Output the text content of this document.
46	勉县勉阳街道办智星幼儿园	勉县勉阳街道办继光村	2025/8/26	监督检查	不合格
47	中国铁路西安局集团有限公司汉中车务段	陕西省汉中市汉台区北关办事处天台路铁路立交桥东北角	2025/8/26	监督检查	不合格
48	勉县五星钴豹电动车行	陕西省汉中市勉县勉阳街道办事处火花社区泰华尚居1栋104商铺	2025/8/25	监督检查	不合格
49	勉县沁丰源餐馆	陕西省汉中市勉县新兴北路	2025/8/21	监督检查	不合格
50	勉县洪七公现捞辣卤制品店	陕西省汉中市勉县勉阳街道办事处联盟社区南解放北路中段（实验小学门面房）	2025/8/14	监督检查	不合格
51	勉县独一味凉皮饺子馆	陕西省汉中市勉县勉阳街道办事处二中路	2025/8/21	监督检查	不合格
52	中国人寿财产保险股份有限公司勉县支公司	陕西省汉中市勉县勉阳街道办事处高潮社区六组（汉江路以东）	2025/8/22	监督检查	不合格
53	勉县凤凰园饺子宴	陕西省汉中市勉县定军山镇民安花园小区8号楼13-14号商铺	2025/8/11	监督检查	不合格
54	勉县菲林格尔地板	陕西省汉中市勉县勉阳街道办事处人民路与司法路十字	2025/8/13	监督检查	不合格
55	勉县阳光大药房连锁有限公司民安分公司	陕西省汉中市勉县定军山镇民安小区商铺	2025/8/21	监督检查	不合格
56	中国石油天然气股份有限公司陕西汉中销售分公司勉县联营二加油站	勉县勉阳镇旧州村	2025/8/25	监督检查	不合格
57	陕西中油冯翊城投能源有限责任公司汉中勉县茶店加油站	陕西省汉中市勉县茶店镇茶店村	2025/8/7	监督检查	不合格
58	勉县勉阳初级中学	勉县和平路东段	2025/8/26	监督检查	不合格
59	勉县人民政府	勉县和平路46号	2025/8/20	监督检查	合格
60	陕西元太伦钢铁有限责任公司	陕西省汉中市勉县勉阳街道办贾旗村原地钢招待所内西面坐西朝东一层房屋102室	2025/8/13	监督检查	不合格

REQUIRED WORK = Please reproduce each line exactly as written.

RESPONSE TO THIS TASK =
Output the text content of this document.
46	勉县勉阳街道办智星幼儿园	勉县勉阳街道办继光村	2025/8/26	监督检查	不合格
47	中国铁路西安局集团有限公司汉中车务段	陕西省汉中市汉台区北关办事处天台路铁路立交桥东北角	2025/8/26	监督检查	不合格
48	勉县五星钴豹电动车行	陕西省汉中市勉县勉阳街道办事处火花社区泰华尚居1栋104商铺	2025/8/25	监督检查	不合格
49	勉县沁丰源餐馆	陕西省汉中市勉县新兴北路	2025/8/21	监督检查	不合格
50	勉县洪七公现捞辣卤制品店	陕西省汉中市勉县勉阳街道办事处联盟社区南解放北路中段（实验小学门面房）	2025/8/14	监督检查	不合格
51	勉县独一味凉皮饺子馆	陕西省汉中市勉县勉阳街道办事处二中路	2025/8/21	监督检查	不合格
52	中国人寿财产保险股份有限公司勉县支公司	陕西省汉中市勉县勉阳街道办事处高潮社区六组（汉江路以东）	2025/8/22	监督检查	不合格
53	勉县凤凰园饺子宴	陕西省汉中市勉县定军山镇民安花园小区8号楼13-14号商铺	2025/8/11	监督检查	不合格
54	勉县菲林格尔地板	陕西省汉中市勉县勉阳街道办事处人民路与司法路十字	2025/8/13	监督检查	不合格
55	勉县阳光大药房连锁有限公司民安分公司	陕西省汉中市勉县定军山镇民安小区商铺	2025/8/21	监督检查	不合格
56	中国石油天然气股份有限公司陕西汉中销售分公司勉县联营二加油站	勉县勉阳镇旧州村	2025/8/25	监督检查	不合格
57	陕西中油冯翊城投能源有限责任公司汉中勉县茶店加油站	陕西省汉中市勉县茶店镇茶店村	2025/8/7	监督检查	不合格
58	勉县勉阳初级中学	勉县和平路东段	2025/8/26	监督检查	不合格
59	勉县人民政府	勉县和平路46号	2025/8/20	监督检查	合格
60	陕西元太伦钢铁有限责任公司	陕西省汉中市勉县勉阳街道办贾旗村原地钢招待所内西面坐西朝东一层房屋102室	2025/8/13	监督检查	不合格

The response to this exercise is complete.